───── RECORDS FOR THE EXERCISE ─────
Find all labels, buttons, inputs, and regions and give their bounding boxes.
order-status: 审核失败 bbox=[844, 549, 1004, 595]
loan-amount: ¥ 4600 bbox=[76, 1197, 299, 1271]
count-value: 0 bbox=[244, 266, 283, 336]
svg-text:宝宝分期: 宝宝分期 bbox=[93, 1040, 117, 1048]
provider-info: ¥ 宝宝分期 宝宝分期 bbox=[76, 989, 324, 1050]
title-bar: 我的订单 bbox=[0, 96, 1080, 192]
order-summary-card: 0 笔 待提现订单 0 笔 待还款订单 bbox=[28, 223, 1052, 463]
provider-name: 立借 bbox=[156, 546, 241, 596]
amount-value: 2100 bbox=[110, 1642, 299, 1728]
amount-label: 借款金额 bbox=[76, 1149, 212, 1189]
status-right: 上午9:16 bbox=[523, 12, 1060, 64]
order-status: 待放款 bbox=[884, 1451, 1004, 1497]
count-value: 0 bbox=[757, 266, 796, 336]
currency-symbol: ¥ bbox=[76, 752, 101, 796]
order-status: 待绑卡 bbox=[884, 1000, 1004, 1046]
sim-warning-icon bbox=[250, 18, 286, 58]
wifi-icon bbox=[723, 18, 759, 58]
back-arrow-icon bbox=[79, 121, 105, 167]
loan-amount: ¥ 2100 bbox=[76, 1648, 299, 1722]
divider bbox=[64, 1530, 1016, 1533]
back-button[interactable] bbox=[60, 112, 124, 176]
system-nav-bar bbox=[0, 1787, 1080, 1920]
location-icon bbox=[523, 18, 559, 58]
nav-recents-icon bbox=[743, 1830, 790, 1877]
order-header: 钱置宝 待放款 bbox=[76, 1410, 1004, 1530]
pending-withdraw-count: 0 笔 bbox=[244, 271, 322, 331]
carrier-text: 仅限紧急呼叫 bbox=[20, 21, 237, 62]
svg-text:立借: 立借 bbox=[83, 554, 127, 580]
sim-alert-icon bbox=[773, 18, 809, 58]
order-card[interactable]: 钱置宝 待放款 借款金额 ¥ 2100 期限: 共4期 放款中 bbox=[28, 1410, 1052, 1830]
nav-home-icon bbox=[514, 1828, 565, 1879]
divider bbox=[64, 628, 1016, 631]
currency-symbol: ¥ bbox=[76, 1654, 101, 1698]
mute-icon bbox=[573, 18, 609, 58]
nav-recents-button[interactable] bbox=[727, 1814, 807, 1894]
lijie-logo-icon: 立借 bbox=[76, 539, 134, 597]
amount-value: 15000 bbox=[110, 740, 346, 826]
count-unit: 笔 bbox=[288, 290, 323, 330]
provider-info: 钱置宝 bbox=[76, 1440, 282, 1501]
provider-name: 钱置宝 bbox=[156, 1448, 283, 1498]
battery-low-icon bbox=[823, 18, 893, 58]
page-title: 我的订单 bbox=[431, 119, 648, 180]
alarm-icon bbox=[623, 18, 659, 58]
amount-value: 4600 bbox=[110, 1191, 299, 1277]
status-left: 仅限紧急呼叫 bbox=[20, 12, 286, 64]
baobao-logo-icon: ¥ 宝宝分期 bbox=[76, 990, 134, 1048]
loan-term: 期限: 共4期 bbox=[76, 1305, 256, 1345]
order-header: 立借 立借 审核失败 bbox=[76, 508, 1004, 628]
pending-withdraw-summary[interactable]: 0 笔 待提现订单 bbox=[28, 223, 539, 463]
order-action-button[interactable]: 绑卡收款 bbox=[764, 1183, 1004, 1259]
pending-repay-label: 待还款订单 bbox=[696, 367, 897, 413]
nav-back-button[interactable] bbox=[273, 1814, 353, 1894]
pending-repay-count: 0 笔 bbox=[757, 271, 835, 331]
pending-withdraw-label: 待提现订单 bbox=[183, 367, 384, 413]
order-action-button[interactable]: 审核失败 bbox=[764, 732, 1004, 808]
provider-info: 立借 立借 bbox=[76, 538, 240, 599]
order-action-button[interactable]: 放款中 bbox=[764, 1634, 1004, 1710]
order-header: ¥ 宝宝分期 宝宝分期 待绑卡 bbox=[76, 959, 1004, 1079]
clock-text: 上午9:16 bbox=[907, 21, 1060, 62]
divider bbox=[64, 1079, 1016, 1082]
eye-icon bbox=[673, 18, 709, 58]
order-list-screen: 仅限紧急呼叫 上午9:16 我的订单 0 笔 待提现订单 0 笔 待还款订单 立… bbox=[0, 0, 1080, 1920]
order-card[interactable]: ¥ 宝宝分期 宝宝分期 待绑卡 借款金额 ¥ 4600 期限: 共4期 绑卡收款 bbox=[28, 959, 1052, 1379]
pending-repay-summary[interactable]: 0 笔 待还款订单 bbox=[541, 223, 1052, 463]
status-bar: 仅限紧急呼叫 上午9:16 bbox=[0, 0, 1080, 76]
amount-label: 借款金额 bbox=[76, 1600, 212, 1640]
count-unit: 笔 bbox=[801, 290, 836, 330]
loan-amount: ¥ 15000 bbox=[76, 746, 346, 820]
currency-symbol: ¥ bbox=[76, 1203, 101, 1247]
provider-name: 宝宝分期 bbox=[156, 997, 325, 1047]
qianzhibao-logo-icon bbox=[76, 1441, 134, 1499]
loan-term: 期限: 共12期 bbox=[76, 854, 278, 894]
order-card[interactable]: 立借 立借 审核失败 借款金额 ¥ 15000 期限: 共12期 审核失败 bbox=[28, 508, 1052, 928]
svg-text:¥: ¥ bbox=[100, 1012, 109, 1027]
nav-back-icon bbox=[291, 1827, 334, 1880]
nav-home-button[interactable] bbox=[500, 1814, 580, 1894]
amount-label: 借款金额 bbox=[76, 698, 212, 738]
─────
**WRITTEN TASK:**
Reproduce the material above word for word, from its first line through the line containing "nav-recents-icon bbox=[743, 1830, 790, 1877]", including both of those lines.

**IN RESPONSE:**
Find all labels, buttons, inputs, and regions and give their bounding boxes.
order-status: 审核失败 bbox=[844, 549, 1004, 595]
loan-amount: ¥ 4600 bbox=[76, 1197, 299, 1271]
count-value: 0 bbox=[244, 266, 283, 336]
svg-text:宝宝分期: 宝宝分期 bbox=[93, 1040, 117, 1048]
provider-info: ¥ 宝宝分期 宝宝分期 bbox=[76, 989, 324, 1050]
title-bar: 我的订单 bbox=[0, 96, 1080, 192]
order-summary-card: 0 笔 待提现订单 0 笔 待还款订单 bbox=[28, 223, 1052, 463]
provider-name: 立借 bbox=[156, 546, 241, 596]
amount-value: 2100 bbox=[110, 1642, 299, 1728]
amount-label: 借款金额 bbox=[76, 1149, 212, 1189]
status-right: 上午9:16 bbox=[523, 12, 1060, 64]
order-status: 待放款 bbox=[884, 1451, 1004, 1497]
count-value: 0 bbox=[757, 266, 796, 336]
currency-symbol: ¥ bbox=[76, 752, 101, 796]
order-status: 待绑卡 bbox=[884, 1000, 1004, 1046]
sim-warning-icon bbox=[250, 18, 286, 58]
wifi-icon bbox=[723, 18, 759, 58]
back-arrow-icon bbox=[79, 121, 105, 167]
loan-amount: ¥ 2100 bbox=[76, 1648, 299, 1722]
divider bbox=[64, 1530, 1016, 1533]
back-button[interactable] bbox=[60, 112, 124, 176]
system-nav-bar bbox=[0, 1787, 1080, 1920]
location-icon bbox=[523, 18, 559, 58]
nav-recents-icon bbox=[743, 1830, 790, 1877]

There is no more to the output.